* **To do**
For the data below, the lines that hold "Koordinator" should be counted; only the resulting number is expected.

[[ Task input, beginning ]]

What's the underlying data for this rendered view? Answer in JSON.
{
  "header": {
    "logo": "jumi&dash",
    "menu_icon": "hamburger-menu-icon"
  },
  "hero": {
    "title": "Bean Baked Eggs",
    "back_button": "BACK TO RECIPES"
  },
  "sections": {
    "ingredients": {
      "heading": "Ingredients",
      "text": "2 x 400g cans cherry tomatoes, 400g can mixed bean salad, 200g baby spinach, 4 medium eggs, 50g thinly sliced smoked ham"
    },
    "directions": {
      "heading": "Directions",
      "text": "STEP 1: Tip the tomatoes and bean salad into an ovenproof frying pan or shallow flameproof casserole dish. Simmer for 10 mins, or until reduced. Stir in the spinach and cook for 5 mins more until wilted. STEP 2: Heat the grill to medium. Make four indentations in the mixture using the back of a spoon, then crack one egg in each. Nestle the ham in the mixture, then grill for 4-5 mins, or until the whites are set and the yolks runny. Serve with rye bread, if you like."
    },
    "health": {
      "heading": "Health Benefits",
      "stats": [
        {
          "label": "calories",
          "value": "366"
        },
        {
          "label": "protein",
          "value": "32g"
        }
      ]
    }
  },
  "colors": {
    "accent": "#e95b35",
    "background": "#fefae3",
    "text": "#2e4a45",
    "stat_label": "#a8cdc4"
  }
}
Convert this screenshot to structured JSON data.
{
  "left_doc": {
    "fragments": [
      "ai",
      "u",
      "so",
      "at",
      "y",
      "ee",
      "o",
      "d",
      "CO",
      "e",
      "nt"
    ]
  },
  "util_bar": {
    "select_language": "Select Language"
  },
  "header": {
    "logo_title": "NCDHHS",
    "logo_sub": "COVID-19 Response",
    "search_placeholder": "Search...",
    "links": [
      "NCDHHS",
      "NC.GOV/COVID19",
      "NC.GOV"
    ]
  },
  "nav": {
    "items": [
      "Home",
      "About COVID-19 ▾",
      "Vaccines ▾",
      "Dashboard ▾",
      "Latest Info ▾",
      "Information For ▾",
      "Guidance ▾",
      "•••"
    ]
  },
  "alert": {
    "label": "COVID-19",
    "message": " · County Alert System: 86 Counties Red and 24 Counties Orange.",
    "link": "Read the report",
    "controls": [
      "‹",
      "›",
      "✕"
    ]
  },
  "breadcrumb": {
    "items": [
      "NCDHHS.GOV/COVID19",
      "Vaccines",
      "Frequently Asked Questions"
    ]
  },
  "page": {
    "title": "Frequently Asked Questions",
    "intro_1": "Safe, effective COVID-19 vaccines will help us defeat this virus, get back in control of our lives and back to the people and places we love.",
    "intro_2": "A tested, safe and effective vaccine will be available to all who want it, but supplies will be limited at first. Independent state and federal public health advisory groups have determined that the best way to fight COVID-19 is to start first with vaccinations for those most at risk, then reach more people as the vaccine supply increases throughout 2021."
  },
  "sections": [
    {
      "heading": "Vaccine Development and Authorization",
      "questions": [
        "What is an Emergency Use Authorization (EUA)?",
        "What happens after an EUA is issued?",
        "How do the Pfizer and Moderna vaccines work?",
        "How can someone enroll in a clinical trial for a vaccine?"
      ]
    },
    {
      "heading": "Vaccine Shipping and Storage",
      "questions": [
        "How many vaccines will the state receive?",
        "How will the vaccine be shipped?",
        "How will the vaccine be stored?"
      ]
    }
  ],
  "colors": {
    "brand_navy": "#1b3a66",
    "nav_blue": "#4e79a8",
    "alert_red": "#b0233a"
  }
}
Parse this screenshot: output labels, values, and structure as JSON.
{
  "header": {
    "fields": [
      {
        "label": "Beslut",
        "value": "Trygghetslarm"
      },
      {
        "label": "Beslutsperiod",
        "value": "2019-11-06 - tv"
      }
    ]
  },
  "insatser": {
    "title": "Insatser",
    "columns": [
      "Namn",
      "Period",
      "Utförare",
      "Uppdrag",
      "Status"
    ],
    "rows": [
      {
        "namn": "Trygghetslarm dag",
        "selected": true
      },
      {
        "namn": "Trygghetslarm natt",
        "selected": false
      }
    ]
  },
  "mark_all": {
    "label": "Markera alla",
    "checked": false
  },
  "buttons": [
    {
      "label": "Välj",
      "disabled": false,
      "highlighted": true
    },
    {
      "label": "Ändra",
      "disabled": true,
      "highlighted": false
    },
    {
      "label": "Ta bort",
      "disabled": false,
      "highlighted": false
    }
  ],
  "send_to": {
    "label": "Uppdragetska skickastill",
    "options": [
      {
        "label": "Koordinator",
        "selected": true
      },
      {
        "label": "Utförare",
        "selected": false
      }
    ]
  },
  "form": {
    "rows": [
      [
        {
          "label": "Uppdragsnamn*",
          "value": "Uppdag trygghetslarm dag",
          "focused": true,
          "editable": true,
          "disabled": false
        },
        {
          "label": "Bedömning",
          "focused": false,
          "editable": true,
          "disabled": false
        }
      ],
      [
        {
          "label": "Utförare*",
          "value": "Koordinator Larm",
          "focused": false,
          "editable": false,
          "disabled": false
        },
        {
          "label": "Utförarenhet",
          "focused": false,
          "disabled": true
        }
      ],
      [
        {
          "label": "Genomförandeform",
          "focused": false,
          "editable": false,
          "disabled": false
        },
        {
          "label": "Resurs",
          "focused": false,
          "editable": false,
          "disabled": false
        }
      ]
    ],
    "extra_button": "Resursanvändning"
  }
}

[[ Task input, end ]]

* **Exercise result**
2